■ Objective:
Extract all records. Keep each one exact.

■ Provided data:
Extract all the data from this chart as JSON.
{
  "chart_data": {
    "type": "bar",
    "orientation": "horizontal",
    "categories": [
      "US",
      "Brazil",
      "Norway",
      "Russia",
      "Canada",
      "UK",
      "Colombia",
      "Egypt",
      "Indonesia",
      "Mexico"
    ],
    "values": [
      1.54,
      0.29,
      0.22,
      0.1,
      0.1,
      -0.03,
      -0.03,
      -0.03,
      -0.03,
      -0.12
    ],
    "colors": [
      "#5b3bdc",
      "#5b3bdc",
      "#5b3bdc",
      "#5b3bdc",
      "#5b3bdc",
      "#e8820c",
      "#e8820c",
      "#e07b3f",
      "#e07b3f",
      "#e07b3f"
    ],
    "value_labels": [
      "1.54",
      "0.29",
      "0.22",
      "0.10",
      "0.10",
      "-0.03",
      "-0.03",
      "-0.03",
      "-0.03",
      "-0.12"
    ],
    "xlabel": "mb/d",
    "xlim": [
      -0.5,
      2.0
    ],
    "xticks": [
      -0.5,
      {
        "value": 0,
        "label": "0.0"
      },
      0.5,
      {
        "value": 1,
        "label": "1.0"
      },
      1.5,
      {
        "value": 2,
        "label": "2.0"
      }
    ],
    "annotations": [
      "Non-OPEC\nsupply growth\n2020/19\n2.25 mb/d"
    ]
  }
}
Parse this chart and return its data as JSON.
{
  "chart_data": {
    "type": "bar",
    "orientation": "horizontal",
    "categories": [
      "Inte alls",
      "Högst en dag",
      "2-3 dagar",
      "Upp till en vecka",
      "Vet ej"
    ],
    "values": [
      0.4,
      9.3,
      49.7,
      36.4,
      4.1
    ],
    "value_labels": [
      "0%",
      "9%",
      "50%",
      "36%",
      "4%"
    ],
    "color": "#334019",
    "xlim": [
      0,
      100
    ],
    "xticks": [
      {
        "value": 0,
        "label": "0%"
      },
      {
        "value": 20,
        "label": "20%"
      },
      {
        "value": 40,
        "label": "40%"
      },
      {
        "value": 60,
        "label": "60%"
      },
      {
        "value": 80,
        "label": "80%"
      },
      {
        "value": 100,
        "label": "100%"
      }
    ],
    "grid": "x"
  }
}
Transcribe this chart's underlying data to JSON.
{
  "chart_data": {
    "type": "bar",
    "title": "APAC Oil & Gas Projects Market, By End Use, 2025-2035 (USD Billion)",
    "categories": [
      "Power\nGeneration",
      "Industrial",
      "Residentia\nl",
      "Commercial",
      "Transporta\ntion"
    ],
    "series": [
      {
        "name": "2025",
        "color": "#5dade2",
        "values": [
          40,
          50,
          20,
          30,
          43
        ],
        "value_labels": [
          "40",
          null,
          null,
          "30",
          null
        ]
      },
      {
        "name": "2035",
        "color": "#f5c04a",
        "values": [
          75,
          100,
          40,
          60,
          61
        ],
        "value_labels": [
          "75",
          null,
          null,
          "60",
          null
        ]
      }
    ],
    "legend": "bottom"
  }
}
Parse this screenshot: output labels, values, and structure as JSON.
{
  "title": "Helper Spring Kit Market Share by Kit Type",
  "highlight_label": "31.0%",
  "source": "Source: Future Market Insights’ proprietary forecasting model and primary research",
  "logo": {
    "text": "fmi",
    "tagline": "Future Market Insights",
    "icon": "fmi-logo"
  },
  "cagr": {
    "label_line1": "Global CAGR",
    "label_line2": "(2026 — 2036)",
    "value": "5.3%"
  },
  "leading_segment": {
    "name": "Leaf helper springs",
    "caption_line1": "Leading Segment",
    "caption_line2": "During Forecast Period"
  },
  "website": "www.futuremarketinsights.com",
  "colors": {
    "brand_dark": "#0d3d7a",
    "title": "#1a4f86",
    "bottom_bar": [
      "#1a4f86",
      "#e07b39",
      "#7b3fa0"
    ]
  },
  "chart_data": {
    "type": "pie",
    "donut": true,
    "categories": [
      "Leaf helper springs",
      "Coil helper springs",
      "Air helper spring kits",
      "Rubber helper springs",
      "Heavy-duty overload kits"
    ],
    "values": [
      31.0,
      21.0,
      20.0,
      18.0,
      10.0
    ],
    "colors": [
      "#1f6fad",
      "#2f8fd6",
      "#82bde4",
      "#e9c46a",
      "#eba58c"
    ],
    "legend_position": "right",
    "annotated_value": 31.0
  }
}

■ Finished task:
Extract all the data from this chart as JSON.
{
  "chart_data": {
    "type": "bar",
    "orientation": "horizontal",
    "categories": [
      "US",
      "Brazil",
      "Norway",
      "Russia",
      "Canada",
      "UK",
      "Colombia",
      "Egypt",
      "Indonesia",
      "Mexico"
    ],
    "values": [
      1.54,
      0.29,
      0.22,
      0.1,
      0.1,
      -0.03,
      -0.03,
      -0.03,
      -0.03,
      -0.12
    ],
    "colors": [
      "#5b3bdc",
      "#5b3bdc",
      "#5b3bdc",
      "#5b3bdc",
      "#5b3bdc",
      "#e8820c",
      "#e8820c",
      "#e07b3f",
      "#e07b3f",
      "#e07b3f"
    ],
    "value_labels": [
      "1.54",
      "0.29",
      "0.22",
      "0.10",
      "0.10",
      "-0.03",
      "-0.03",
      "-0.03",
      "-0.03",
      "-0.12"
    ],
    "xlabel": "mb/d",
    "xlim": [
      -0.5,
      2.0
    ],
    "xticks": [
      -0.5,
      {
        "value": 0,
        "label": "0.0"
      },
      0.5,
      {
        "value": 1,
        "label": "1.0"
      },
      1.5,
      {
        "value": 2,
        "label": "2.0"
      }
    ],
    "annotations": [
      "Non-OPEC\nsupply growth\n2020/19\n2.25 mb/d"
    ]
  }
}
Parse this chart and return its data as JSON.
{
  "chart_data": {
    "type": "bar",
    "orientation": "horizontal",
    "categories": [
      "Inte alls",
      "Högst en dag",
      "2-3 dagar",
      "Upp till en vecka",
      "Vet ej"
    ],
    "values": [
      0.4,
      9.3,
      49.7,
      36.4,
      4.1
    ],
    "value_labels": [
      "0%",
      "9%",
      "50%",
      "36%",
      "4%"
    ],
    "color": "#334019",
    "xlim": [
      0,
      100
    ],
    "xticks": [
      {
        "value": 0,
        "label": "0%"
      },
      {
        "value": 20,
        "label": "20%"
      },
      {
        "value": 40,
        "label": "40%"
      },
      {
        "value": 60,
        "label": "60%"
      },
      {
        "value": 80,
        "label": "80%"
      },
      {
        "value": 100,
        "label": "100%"
      }
    ],
    "grid": "x"
  }
}
Transcribe this chart's underlying data to JSON.
{
  "chart_data": {
    "type": "bar",
    "title": "APAC Oil & Gas Projects Market, By End Use, 2025-2035 (USD Billion)",
    "categories": [
      "Power\nGeneration",
      "Industrial",
      "Residentia\nl",
      "Commercial",
      "Transporta\ntion"
    ],
    "series": [
      {
        "name": "2025",
        "color": "#5dade2",
        "values": [
          40,
          50,
          20,
          30,
          43
        ],
        "value_labels": [
          "40",
          null,
          null,
          "30",
          null
        ]
      },
      {
        "name": "2035",
        "color": "#f5c04a",
        "values": [
          75,
          100,
          40,
          60,
          61
        ],
        "value_labels": [
          "75",
          null,
          null,
          "60",
          null
        ]
      }
    ],
    "legend": "bottom"
  }
}
Parse this screenshot: output labels, values, and structure as JSON.
{
  "title": "Helper Spring Kit Market Share by Kit Type",
  "highlight_label": "31.0%",
  "source": "Source: Future Market Insights’ proprietary forecasting model and primary research",
  "logo": {
    "text": "fmi",
    "tagline": "Future Market Insights",
    "icon": "fmi-logo"
  },
  "cagr": {
    "label_line1": "Global CAGR",
    "label_line2": "(2026 — 2036)",
    "value": "5.3%"
  },
  "leading_segment": {
    "name": "Leaf helper springs",
    "caption_line1": "Leading Segment",
    "caption_line2": "During Forecast Period"
  },
  "website": "www.futuremarketinsights.com",
  "colors": {
    "brand_dark": "#0d3d7a",
    "title": "#1a4f86",
    "bottom_bar": [
      "#1a4f86",
      "#e07b39",
      "#7b3fa0"
    ]
  },
  "chart_data": {
    "type": "pie",
    "donut": true,
    "categories": [
      "Leaf helper springs",
      "Coil helper springs",
      "Air helper spring kits",
      "Rubber helper springs",
      "Heavy-duty overload kits"
    ],
    "values": [
      31.0,
      21.0,
      20.0,
      18.0,
      10.0
    ],
    "colors": [
      "#1f6fad",
      "#2f8fd6",
      "#82bde4",
      "#e9c46a",
      "#eba58c"
    ],
    "legend_position": "right",
    "annotated_value": 31.0
  }
}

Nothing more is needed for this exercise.